> EXERCISE: Could you transcribe every record below exactly as written, leaving out any pictures?

> SOURCE MATERIAL:

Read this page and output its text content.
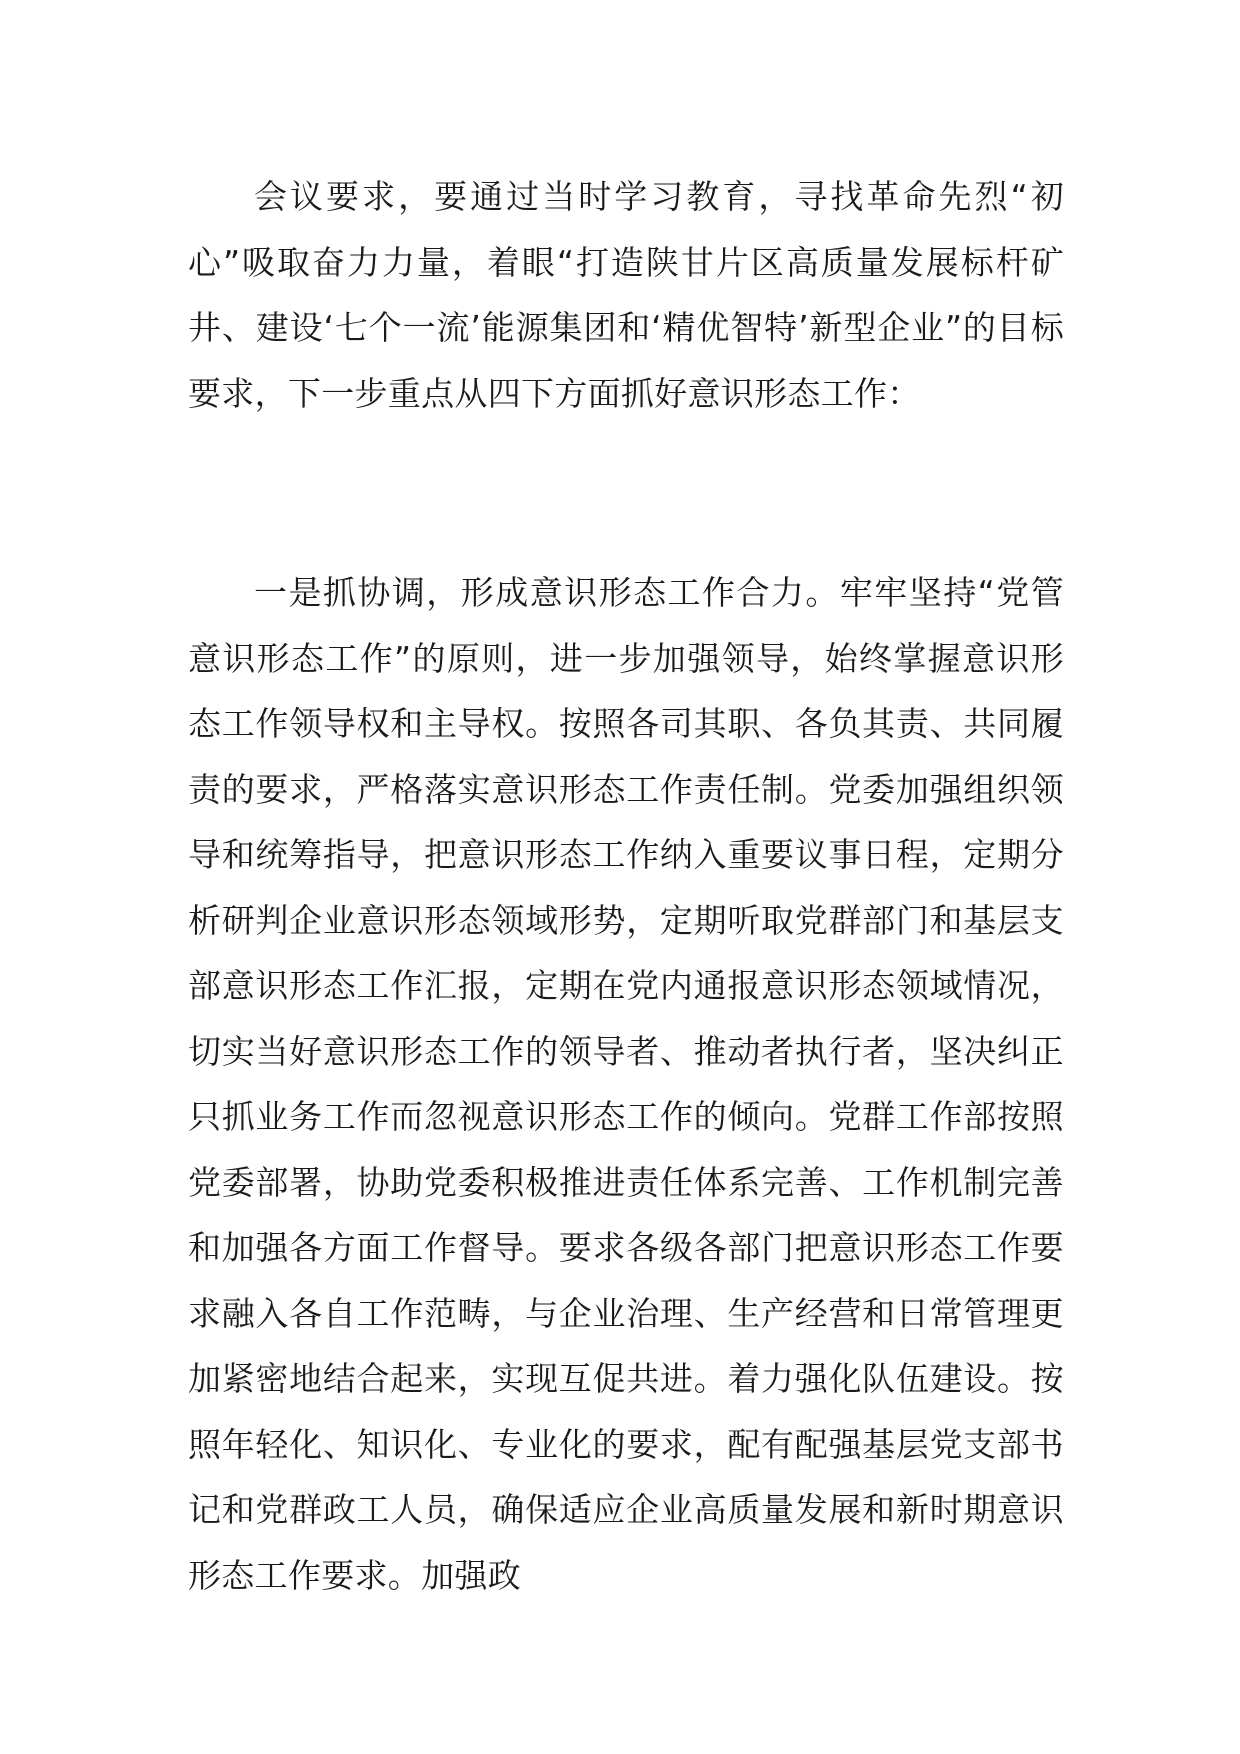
会议要求，要通过当时学习教育，寻找革命先烈“初心”吸取奋力力量，着眼“打造陕甘片区高质量发展标杆矿井、建设‘七个一流’能源集团和‘精优智特’新型企业”的目标要求，下一步重点从四下方面抓好意识形态工作：

一是抓协调，形成意识形态工作合力。牢牢坚持“党管意识形态工作”的原则，进一步加强领导，始终掌握意识形态工作领导权和主导权。按照各司其职、各负其责、共同履责的要求，严格落实意识形态工作责任制。党委加强组织领导和统筹指导，把意识形态工作纳入重要议事日程，定期分析研判企业意识形态领域形势，定期听取党群部门和基层支部意识形态工作汇报，定期在党内通报意识形态领域情况，切实当好意识形态工作的领导者、推动者执行者，坚决纠正只抓业务工作而忽视意识形态工作的倾向。党群工作部按照党委部署，协助党委积极推进责任体系完善、工作机制完善和加强各方面工作督导。要求各级各部门把意识形态工作要求融入各自工作范畴，与企业治理、生产经营和日常管理更加紧密地结合起来，实现互促共进。着力强化队伍建设。按照年轻化、知识化、专业化的要求，配有配强基层党支部书记和党群政工人员，确保适应企业高质量发展和新时期意识形态工作要求。加强政
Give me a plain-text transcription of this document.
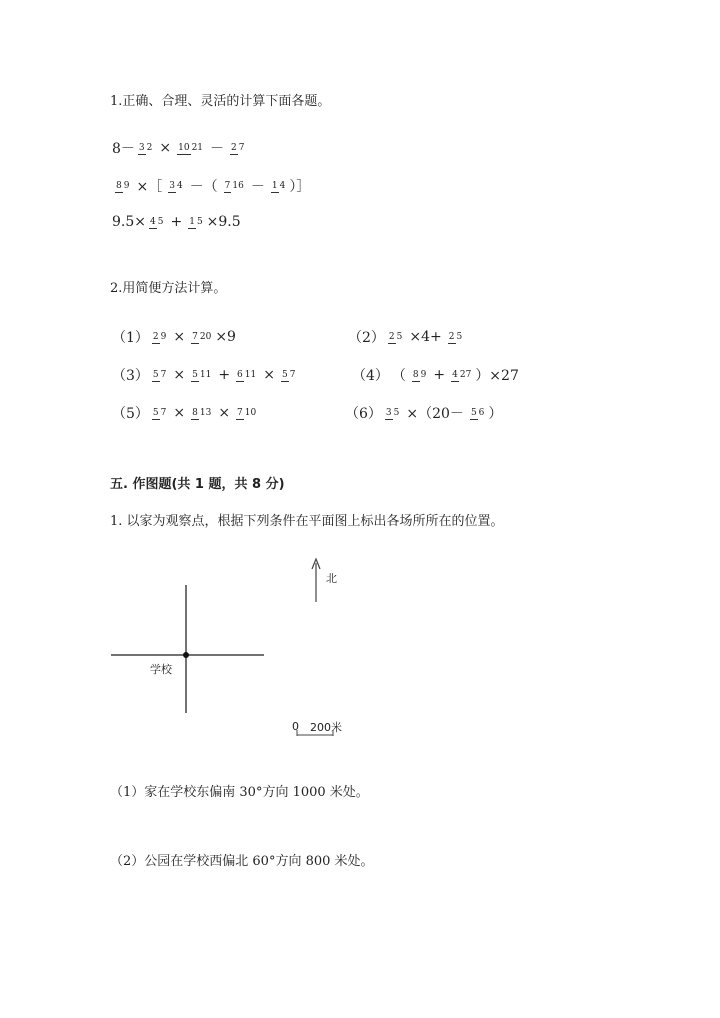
1.正确、合理、灵活的计算下面各题。
8－ 3 2 × 10 21 － 2 7
8 9 ×［ 3 4 －（ 7 16 － 1 4 ）］
9.5× 4 5 + 1 5 ×9.5
2.用简便方法计算。
（1） 2 9 × 7 20 ×9	（2） 2 5 ×4+ 2 5
（3） 5 7 × 5 11 + 6 11 × 5 7	（4） （ 8 9 + 4 27 ）×27
（5） 5 7 × 8 13 × 7 10	（6） 3 5 ×（20－ 5 6 ）
五. 作图题(共 1 题，共 8 分)
1. 以家为观察点，根据下列条件在平面图上标出各场所所在的位置。
北
学校
0 200米
（1）家在学校东偏南 30°方向 1000 米处。
（2）公园在学校西偏北 60°方向 800 米处。
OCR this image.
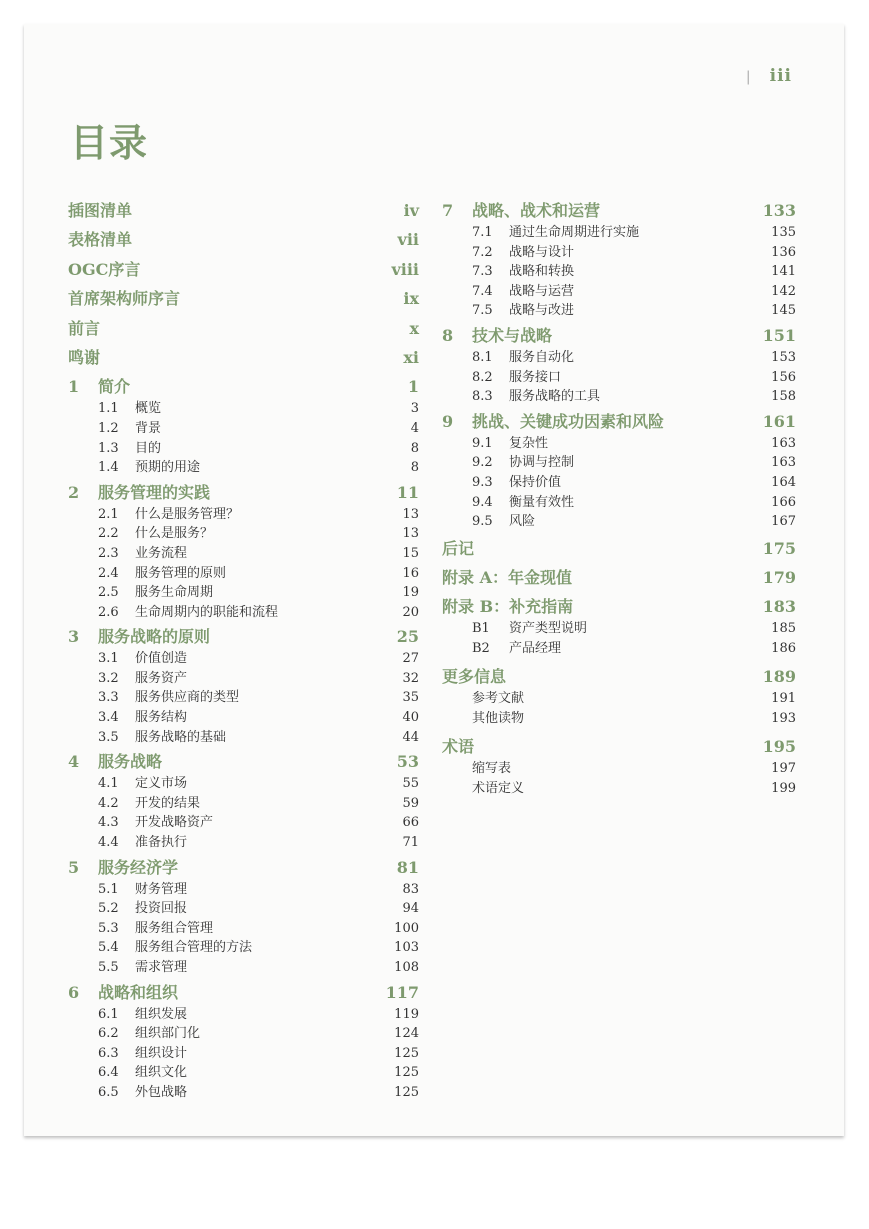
| iii
目录
插图清单	iv
表格清单	vii
OGC序言	viii
首席架构师序言	ix
前言	x
鸣谢	xi
1	简介	1
1.1	概览	3
1.2	背景	4
1.3	目的	8
1.4	预期的用途	8
2	服务管理的实践	11
2.1	什么是服务管理？	13
2.2	什么是服务？	13
2.3	业务流程	15
2.4	服务管理的原则	16
2.5	服务生命周期	19
2.6	生命周期内的职能和流程	20
3	服务战略的原则	25
3.1	价值创造	27
3.2	服务资产	32
3.3	服务供应商的类型	35
3.4	服务结构	40
3.5	服务战略的基础	44
4	服务战略	53
4.1	定义市场	55
4.2	开发的结果	59
4.3	开发战略资产	66
4.4	准备执行	71
5	服务经济学	81
5.1	财务管理	83
5.2	投资回报	94
5.3	服务组合管理	100
5.4	服务组合管理的方法	103
5.5	需求管理	108
6	战略和组织	117
6.1	组织发展	119
6.2	组织部门化	124
6.3	组织设计	125
6.4	组织文化	125
6.5	外包战略	125
7	战略、战术和运营	133
7.1	通过生命周期进行实施	135
7.2	战略与设计	136
7.3	战略和转换	141
7.4	战略与运营	142
7.5	战略与改进	145
8	技术与战略	151
8.1	服务自动化	153
8.2	服务接口	156
8.3	服务战略的工具	158
9	挑战、关键成功因素和风险	161
9.1	复杂性	163
9.2	协调与控制	163
9.3	保持价值	164
9.4	衡量有效性	166
9.5	风险	167
后记	175
附录 A：年金现值	179
附录 B：补充指南	183
B1	资产类型说明	185
B2	产品经理	186
更多信息	189
参考文献	191
其他读物	193
术语	195
缩写表	197
术语定义	199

> RESULT:
Read this page and output its text content.
会议要求，要通过当时学习教育，寻找革命先烈“初心”吸取奋力力量，着眼“打造陕甘片区高质量发展标杆矿井、建设‘七个一流’能源集团和‘精优智特’新型企业”的目标要求，下一步重点从四下方面抓好意识形态工作：

一是抓协调，形成意识形态工作合力。牢牢坚持“党管意识形态工作”的原则，进一步加强领导，始终掌握意识形态工作领导权和主导权。按照各司其职、各负其责、共同履责的要求，严格落实意识形态工作责任制。党委加强组织领导和统筹指导，把意识形态工作纳入重要议事日程，定期分析研判企业意识形态领域形势，定期听取党群部门和基层支部意识形态工作汇报，定期在党内通报意识形态领域情况，切实当好意识形态工作的领导者、推动者执行者，坚决纠正只抓业务工作而忽视意识形态工作的倾向。党群工作部按照党委部署，协助党委积极推进责任体系完善、工作机制完善和加强各方面工作督导。要求各级各部门把意识形态工作要求融入各自工作范畴，与企业治理、生产经营和日常管理更加紧密地结合起来，实现互促共进。着力强化队伍建设。按照年轻化、知识化、专业化的要求，配有配强基层党支部书记和党群政工人员，确保适应企业高质量发展和新时期意识形态工作要求。加强政
Give me a plain-text transcription of this document.
1.正确、合理、灵活的计算下面各题。
8－ 3 2 × 10 21 － 2 7
8 9 ×［ 3 4 －（ 7 16 － 1 4 ）］
9.5× 4 5 + 1 5 ×9.5
2.用简便方法计算。
（1） 2 9 × 7 20 ×9	（2） 2 5 ×4+ 2 5
（3） 5 7 × 5 11 + 6 11 × 5 7	（4） （ 8 9 + 4 27 ）×27
（5） 5 7 × 8 13 × 7 10	（6） 3 5 ×（20－ 5 6 ）
五. 作图题(共 1 题，共 8 分)
1. 以家为观察点，根据下列条件在平面图上标出各场所所在的位置。
北
学校
0 200米
（1）家在学校东偏南 30°方向 1000 米处。
（2）公园在学校西偏北 60°方向 800 米处。
OCR this image.
| iii
目录
插图清单	iv
表格清单	vii
OGC序言	viii
首席架构师序言	ix
前言	x
鸣谢	xi
1	简介	1
1.1	概览	3
1.2	背景	4
1.3	目的	8
1.4	预期的用途	8
2	服务管理的实践	11
2.1	什么是服务管理？	13
2.2	什么是服务？	13
2.3	业务流程	15
2.4	服务管理的原则	16
2.5	服务生命周期	19
2.6	生命周期内的职能和流程	20
3	服务战略的原则	25
3.1	价值创造	27
3.2	服务资产	32
3.3	服务供应商的类型	35
3.4	服务结构	40
3.5	服务战略的基础	44
4	服务战略	53
4.1	定义市场	55
4.2	开发的结果	59
4.3	开发战略资产	66
4.4	准备执行	71
5	服务经济学	81
5.1	财务管理	83
5.2	投资回报	94
5.3	服务组合管理	100
5.4	服务组合管理的方法	103
5.5	需求管理	108
6	战略和组织	117
6.1	组织发展	119
6.2	组织部门化	124
6.3	组织设计	125
6.4	组织文化	125
6.5	外包战略	125
7	战略、战术和运营	133
7.1	通过生命周期进行实施	135
7.2	战略与设计	136
7.3	战略和转换	141
7.4	战略与运营	142
7.5	战略与改进	145
8	技术与战略	151
8.1	服务自动化	153
8.2	服务接口	156
8.3	服务战略的工具	158
9	挑战、关键成功因素和风险	161
9.1	复杂性	163
9.2	协调与控制	163
9.3	保持价值	164
9.4	衡量有效性	166
9.5	风险	167
后记	175
附录 A：年金现值	179
附录 B：补充指南	183
B1	资产类型说明	185
B2	产品经理	186
更多信息	189
参考文献	191
其他读物	193
术语	195
缩写表	197
术语定义	199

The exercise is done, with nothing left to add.